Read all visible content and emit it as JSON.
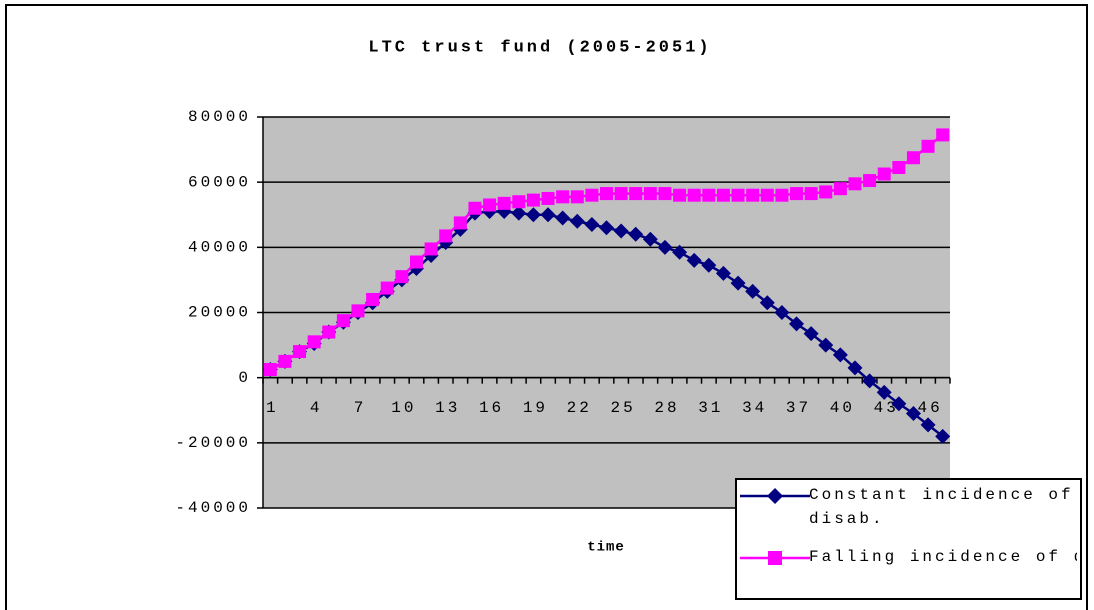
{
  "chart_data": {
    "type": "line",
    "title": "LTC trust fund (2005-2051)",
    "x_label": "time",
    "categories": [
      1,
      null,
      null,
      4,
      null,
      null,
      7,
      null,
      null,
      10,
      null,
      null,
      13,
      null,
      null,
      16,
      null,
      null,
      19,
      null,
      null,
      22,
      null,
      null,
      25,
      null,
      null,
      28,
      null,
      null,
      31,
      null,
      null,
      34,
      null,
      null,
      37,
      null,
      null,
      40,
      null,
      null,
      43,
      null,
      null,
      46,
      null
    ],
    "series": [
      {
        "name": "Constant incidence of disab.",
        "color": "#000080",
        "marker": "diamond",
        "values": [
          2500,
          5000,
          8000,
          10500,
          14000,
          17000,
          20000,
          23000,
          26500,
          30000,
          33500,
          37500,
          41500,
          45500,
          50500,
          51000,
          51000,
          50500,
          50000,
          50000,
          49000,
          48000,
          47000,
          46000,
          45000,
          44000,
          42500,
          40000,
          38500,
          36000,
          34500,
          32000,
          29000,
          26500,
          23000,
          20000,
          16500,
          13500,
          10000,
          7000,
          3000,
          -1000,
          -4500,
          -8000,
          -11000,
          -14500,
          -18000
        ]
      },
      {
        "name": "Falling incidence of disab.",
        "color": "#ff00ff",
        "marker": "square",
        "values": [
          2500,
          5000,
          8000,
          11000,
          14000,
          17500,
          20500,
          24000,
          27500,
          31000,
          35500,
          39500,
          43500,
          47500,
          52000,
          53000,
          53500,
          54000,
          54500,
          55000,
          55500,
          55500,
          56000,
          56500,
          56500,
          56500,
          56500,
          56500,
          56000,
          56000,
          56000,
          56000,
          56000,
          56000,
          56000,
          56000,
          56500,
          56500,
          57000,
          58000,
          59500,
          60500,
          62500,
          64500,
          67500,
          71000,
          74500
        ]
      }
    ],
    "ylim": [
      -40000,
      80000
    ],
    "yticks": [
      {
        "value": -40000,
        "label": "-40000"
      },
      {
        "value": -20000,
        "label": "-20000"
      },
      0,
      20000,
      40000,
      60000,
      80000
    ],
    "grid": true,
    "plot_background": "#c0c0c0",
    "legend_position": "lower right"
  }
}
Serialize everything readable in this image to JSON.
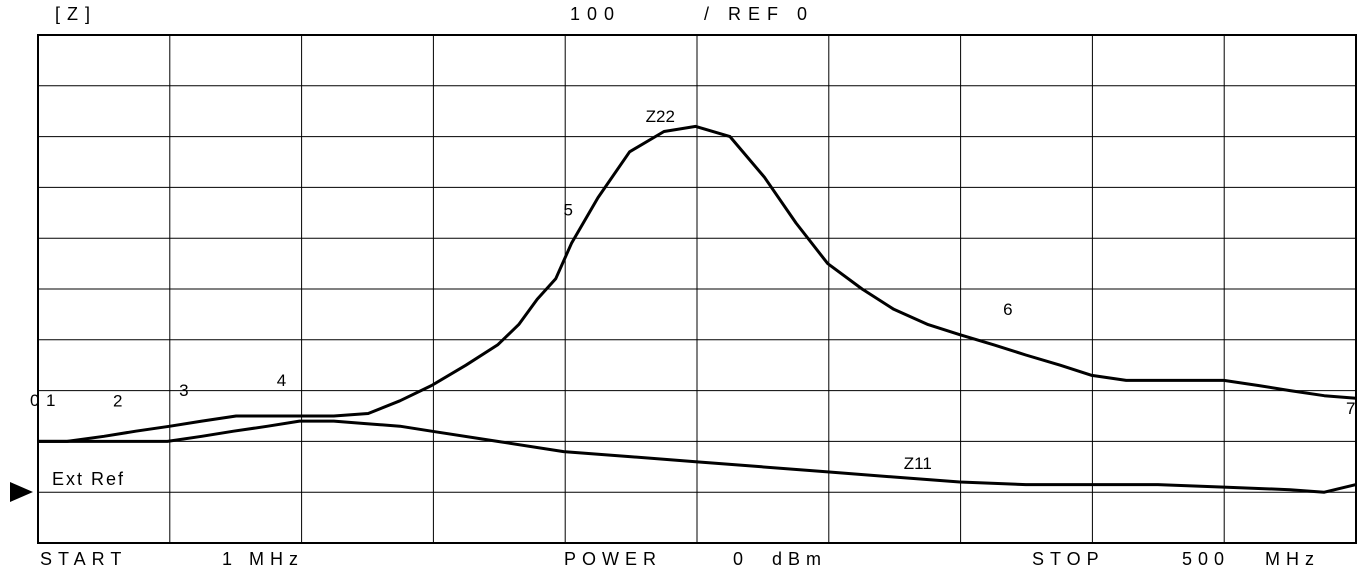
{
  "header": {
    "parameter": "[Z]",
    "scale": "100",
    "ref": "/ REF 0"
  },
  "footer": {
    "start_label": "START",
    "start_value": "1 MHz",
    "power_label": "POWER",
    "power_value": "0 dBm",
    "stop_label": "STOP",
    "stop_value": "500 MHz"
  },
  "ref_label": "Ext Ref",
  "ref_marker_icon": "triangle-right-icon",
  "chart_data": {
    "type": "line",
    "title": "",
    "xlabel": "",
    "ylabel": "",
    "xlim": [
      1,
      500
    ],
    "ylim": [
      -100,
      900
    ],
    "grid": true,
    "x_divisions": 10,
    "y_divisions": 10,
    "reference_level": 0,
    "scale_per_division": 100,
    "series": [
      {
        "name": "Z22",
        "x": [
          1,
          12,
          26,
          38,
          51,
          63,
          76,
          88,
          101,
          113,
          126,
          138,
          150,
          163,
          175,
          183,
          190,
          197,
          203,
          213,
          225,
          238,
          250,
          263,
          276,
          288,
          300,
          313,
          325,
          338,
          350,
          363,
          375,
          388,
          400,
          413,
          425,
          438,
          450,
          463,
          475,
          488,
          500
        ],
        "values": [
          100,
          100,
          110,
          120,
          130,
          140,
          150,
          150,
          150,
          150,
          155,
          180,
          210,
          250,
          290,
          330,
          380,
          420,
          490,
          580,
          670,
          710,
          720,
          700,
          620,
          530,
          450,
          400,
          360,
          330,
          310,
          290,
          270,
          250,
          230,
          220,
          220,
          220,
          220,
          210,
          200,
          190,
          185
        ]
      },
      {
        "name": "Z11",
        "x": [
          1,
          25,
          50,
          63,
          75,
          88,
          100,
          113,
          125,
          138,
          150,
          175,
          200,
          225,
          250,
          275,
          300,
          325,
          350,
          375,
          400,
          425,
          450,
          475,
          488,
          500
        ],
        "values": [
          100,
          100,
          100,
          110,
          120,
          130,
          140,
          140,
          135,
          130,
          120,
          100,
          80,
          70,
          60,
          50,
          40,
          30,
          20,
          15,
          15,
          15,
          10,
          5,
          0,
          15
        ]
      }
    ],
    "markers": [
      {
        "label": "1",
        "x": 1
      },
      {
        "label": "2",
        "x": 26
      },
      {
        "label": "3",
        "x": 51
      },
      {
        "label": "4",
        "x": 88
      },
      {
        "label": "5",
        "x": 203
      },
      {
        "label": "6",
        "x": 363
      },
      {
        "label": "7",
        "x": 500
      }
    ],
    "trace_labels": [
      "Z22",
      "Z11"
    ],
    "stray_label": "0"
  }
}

--

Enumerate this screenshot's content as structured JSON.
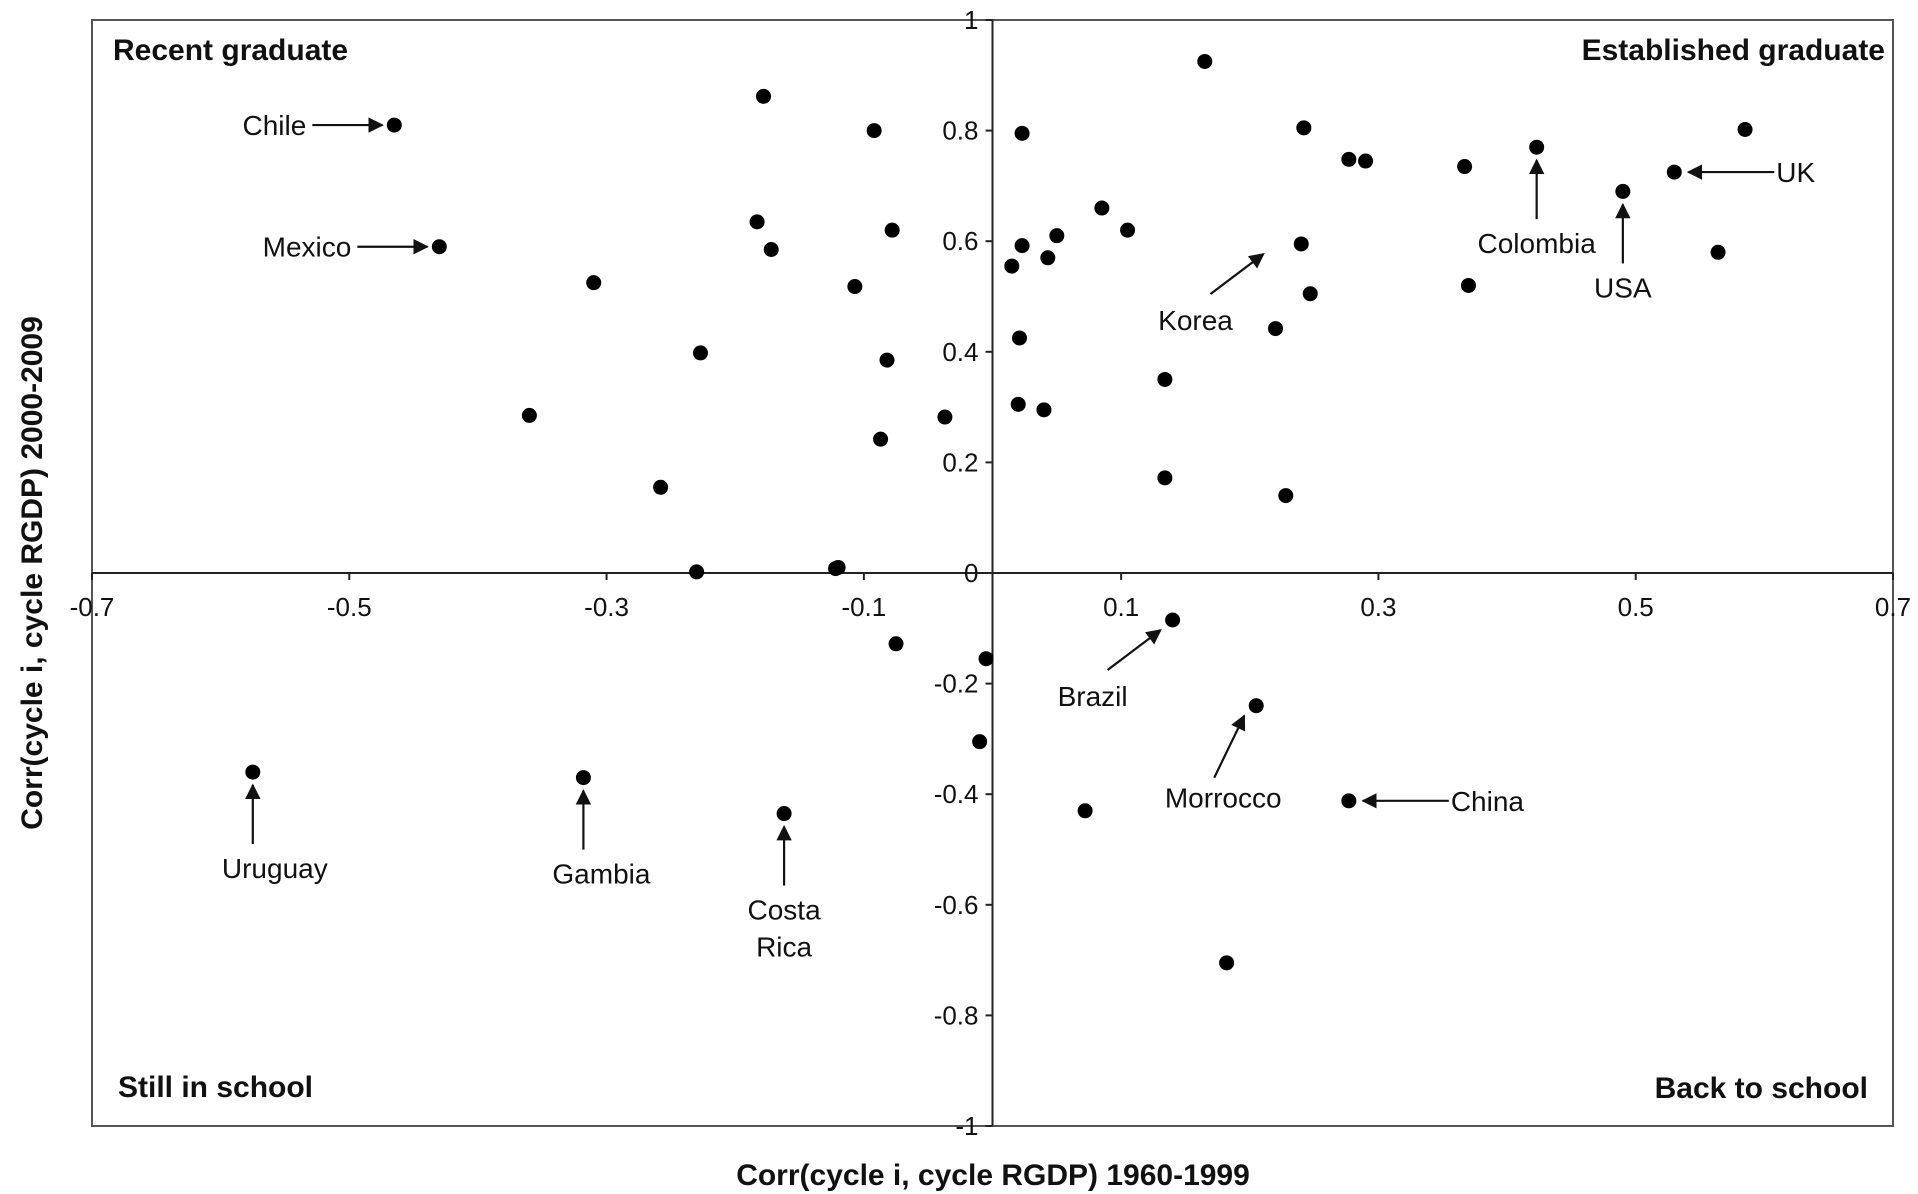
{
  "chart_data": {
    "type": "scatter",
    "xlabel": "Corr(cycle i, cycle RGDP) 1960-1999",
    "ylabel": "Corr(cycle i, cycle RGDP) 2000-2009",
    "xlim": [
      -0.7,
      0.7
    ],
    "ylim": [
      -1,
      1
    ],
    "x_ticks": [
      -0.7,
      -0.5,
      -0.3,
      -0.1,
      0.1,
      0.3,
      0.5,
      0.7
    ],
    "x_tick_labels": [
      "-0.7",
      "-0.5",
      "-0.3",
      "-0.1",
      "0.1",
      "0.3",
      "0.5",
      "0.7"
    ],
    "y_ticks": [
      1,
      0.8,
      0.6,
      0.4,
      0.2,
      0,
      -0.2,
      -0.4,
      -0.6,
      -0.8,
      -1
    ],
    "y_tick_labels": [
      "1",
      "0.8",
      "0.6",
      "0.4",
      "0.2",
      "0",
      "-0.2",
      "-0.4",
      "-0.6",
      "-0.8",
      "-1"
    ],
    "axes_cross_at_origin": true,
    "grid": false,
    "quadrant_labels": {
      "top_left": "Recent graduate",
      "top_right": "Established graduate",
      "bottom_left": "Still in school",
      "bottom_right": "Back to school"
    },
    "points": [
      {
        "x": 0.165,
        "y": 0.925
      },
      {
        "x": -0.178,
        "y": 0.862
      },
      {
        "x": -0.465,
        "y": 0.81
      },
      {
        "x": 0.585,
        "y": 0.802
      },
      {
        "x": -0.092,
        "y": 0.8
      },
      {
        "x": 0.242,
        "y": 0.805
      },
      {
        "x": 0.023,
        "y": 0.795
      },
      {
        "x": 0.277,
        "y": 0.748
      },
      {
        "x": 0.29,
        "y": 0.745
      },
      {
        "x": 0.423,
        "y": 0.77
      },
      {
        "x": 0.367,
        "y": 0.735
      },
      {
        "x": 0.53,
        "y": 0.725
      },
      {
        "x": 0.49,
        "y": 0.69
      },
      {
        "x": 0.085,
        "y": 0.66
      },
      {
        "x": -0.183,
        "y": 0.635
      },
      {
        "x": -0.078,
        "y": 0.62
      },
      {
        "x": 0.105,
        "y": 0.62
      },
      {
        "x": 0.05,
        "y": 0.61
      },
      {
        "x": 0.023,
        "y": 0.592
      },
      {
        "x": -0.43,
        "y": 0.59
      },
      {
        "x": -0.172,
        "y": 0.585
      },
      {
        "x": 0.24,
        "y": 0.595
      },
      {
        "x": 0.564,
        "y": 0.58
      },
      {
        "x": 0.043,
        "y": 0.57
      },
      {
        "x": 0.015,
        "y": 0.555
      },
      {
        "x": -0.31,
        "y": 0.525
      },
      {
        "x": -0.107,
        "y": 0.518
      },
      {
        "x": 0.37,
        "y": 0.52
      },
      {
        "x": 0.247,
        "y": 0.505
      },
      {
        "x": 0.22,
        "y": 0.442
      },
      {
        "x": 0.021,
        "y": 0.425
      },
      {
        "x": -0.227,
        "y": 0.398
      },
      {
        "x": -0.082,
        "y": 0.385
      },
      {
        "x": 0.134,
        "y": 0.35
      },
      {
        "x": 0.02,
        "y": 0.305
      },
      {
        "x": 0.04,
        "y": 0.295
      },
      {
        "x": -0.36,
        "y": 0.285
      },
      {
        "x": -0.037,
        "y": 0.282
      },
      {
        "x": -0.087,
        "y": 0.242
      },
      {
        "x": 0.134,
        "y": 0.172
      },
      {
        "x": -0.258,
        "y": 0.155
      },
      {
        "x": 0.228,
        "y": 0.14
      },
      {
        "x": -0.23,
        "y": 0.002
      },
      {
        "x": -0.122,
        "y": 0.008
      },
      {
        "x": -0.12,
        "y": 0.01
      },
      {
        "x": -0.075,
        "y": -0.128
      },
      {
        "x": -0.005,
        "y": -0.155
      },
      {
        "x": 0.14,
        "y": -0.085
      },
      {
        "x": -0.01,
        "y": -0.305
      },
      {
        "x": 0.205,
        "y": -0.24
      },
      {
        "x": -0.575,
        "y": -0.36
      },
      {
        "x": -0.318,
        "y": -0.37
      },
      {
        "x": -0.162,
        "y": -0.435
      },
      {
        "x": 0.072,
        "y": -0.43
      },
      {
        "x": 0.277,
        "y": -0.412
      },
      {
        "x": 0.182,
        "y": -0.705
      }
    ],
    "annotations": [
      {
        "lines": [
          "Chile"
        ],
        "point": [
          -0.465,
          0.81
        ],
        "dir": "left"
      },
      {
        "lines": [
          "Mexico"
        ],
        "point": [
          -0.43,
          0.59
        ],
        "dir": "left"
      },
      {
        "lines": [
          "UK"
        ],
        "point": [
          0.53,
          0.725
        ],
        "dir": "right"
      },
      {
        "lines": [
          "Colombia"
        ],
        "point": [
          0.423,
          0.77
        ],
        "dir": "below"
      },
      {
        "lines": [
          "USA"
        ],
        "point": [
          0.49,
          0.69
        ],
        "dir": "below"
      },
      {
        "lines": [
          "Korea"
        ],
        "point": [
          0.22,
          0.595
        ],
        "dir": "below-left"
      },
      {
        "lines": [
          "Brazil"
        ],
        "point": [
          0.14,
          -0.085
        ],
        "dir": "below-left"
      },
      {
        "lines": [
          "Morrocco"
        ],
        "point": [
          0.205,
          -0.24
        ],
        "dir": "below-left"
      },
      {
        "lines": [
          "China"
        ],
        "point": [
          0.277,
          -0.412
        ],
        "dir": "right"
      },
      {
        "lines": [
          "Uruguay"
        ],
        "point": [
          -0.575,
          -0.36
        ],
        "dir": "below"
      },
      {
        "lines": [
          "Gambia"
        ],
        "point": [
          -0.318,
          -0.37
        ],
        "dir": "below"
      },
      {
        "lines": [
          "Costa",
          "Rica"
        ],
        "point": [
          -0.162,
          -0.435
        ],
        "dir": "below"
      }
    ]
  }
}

...

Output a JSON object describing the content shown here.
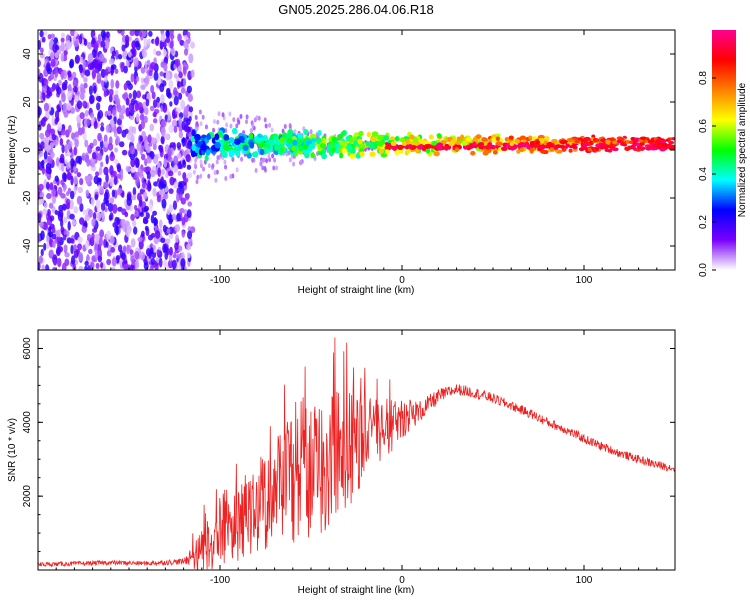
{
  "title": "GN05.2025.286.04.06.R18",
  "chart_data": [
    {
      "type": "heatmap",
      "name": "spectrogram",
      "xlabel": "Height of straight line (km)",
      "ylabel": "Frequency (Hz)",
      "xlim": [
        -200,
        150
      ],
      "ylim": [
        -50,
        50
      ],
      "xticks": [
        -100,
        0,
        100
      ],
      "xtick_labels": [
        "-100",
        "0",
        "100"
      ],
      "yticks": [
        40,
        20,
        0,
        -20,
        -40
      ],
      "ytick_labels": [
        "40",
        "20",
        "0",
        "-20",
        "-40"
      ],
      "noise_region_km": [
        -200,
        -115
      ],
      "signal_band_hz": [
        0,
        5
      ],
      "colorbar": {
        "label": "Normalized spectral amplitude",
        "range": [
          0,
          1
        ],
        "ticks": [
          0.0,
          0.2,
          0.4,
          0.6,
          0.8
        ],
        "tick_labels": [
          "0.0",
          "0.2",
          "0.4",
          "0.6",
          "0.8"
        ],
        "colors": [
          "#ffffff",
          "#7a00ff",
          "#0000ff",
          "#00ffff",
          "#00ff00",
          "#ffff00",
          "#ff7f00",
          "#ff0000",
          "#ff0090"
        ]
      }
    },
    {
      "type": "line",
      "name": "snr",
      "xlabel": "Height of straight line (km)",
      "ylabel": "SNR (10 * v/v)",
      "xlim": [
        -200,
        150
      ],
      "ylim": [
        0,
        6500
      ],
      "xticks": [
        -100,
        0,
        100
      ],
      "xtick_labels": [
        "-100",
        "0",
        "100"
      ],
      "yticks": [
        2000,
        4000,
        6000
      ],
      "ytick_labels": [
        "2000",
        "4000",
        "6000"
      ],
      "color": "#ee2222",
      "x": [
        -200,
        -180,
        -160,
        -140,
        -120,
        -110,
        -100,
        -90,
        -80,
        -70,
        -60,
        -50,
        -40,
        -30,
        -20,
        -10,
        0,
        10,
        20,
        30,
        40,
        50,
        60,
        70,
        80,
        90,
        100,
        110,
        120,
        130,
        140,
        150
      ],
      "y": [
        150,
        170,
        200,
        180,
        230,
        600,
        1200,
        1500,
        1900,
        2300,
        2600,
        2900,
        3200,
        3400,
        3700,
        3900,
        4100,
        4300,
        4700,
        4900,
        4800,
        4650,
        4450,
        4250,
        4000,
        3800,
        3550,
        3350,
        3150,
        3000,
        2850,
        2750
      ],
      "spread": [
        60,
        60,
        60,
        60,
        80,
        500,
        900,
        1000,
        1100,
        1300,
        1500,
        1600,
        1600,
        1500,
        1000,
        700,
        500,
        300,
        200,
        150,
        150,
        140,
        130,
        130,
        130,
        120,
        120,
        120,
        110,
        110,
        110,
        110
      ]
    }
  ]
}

### [What is required]
Copy all lines of the material above where the string "content" occurs.

### [Output for this task]
Read all visible content and emit it as JSON.
Enumerate this screenshot's content as structured JSON.
Output a JSON object describing the content shown here.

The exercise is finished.